## Document passage:
▽

# Abby Pictures



## mysandi (Feb 21, 2009)

Those are cute pictures, not to mention the cute horse!


----------



## CrazyChester (May 5, 2008)

Thankyou!


----------



## happygoose123 (Jan 19, 2009)

haha cool pics!!! i love it how she is like white but you can still easily see her white stripe/blaze down her face!!! so cute!!!


----------



## CrazyChester (May 5, 2008)

Yeah I love that. Maybe its because she has a lot of roaning on her face.


----------



## happygoose123 (Jan 19, 2009)

yea i guess so, it looks awesome!!!!


----------



## New_image (Oct 27, 2007)

She looks like she has a wonderful personality!


----------



## CrazyChester (May 5, 2008)

She is showing more personality now then what she was when I first bought her. Thankyou everyone for your comments!


----------



## PaintedHooves (Sep 29, 2008)

I absolutely love her coloring! She has such a innocent, gentle face. Abby looks like a sweetheart.


----------



## Small_Town_Girl (Feb 15, 2008)

Wow how lucky you are to own such a gorgeous horse, wonderful
coloring! :shock:


----------



## CrazyChester (May 5, 2008)

Yes her patterns are very interesting! Roaning on her legs, neck and face and since her winter coat is coming through (Nearly winter here) she has a lot of brown flecks coming up on her body. 

Here is a picture of her in Summer:












Do you guys mind if I post update pictures everytime I take my camera out there?


----------



## Laura12345ABC (Apr 8, 2009)

interesting colour of these horse , cute pictures


----------



## CrazyChester (May 5, 2008)

Thankyou


----------



## my2geldings (Feb 18, 2008)

I love the look on your horse's face. Very neat coloring. Interesting fencing as well. Never seen it before 

Great Pics!


----------



## Tayz (Jan 24, 2009)

Awww...he is so cute!
Is he a horse or pony??


----------



## CrazyChester (May 5, 2008)

She is a pony.


----------

△

## Given information:
▽

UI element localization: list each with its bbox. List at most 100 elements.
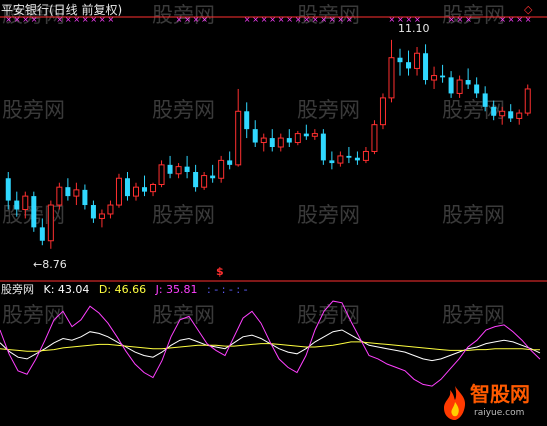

△

## Exercise:
Could you print, word for word, the stretch of the Abby pictures thread that begins at the words "She is showing" and stops after "(Sep 29, 2008)"?

## Answer to this exercise:
She is showing more personality now then what she was when I first bought her. Thankyou everyone for your comments!


----------



## PaintedHooves (Sep 29, 2008)